Data extract:
** START **

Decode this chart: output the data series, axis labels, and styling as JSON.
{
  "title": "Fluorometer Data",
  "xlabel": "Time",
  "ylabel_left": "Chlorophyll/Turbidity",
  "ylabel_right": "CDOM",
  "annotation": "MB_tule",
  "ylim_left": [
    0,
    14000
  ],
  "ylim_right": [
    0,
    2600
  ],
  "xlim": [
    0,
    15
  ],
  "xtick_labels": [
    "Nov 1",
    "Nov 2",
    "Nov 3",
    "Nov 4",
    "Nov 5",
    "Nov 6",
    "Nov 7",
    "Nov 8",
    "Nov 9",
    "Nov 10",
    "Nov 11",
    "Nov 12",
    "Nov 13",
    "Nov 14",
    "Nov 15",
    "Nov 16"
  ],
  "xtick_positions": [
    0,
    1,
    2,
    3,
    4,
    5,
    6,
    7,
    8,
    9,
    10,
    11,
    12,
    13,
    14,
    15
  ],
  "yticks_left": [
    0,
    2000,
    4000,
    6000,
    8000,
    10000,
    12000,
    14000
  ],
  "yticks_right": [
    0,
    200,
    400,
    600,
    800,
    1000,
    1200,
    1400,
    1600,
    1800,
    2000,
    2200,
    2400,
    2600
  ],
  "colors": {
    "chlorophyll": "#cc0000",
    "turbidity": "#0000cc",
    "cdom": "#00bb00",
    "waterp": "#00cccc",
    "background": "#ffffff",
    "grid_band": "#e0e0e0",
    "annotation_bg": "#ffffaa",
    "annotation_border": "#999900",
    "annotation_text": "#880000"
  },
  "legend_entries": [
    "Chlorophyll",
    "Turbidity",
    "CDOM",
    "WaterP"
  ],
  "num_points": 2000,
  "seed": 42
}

** END **

Required work: Copy all the lines, exactly.

Solved problem:
Decode this chart: output the data series, axis labels, and styling as JSON.
{
  "title": "Fluorometer Data",
  "xlabel": "Time",
  "ylabel_left": "Chlorophyll/Turbidity",
  "ylabel_right": "CDOM",
  "annotation": "MB_tule",
  "ylim_left": [
    0,
    14000
  ],
  "ylim_right": [
    0,
    2600
  ],
  "xlim": [
    0,
    15
  ],
  "xtick_labels": [
    "Nov 1",
    "Nov 2",
    "Nov 3",
    "Nov 4",
    "Nov 5",
    "Nov 6",
    "Nov 7",
    "Nov 8",
    "Nov 9",
    "Nov 10",
    "Nov 11",
    "Nov 12",
    "Nov 13",
    "Nov 14",
    "Nov 15",
    "Nov 16"
  ],
  "xtick_positions": [
    0,
    1,
    2,
    3,
    4,
    5,
    6,
    7,
    8,
    9,
    10,
    11,
    12,
    13,
    14,
    15
  ],
  "yticks_left": [
    0,
    2000,
    4000,
    6000,
    8000,
    10000,
    12000,
    14000
  ],
  "yticks_right": [
    0,
    200,
    400,
    600,
    800,
    1000,
    1200,
    1400,
    1600,
    1800,
    2000,
    2200,
    2400,
    2600
  ],
  "colors": {
    "chlorophyll": "#cc0000",
    "turbidity": "#0000cc",
    "cdom": "#00bb00",
    "waterp": "#00cccc",
    "background": "#ffffff",
    "grid_band": "#e0e0e0",
    "annotation_bg": "#ffffaa",
    "annotation_border": "#999900",
    "annotation_text": "#880000"
  },
  "legend_entries": [
    "Chlorophyll",
    "Turbidity",
    "CDOM",
    "WaterP"
  ],
  "num_points": 2000,
  "seed": 42
}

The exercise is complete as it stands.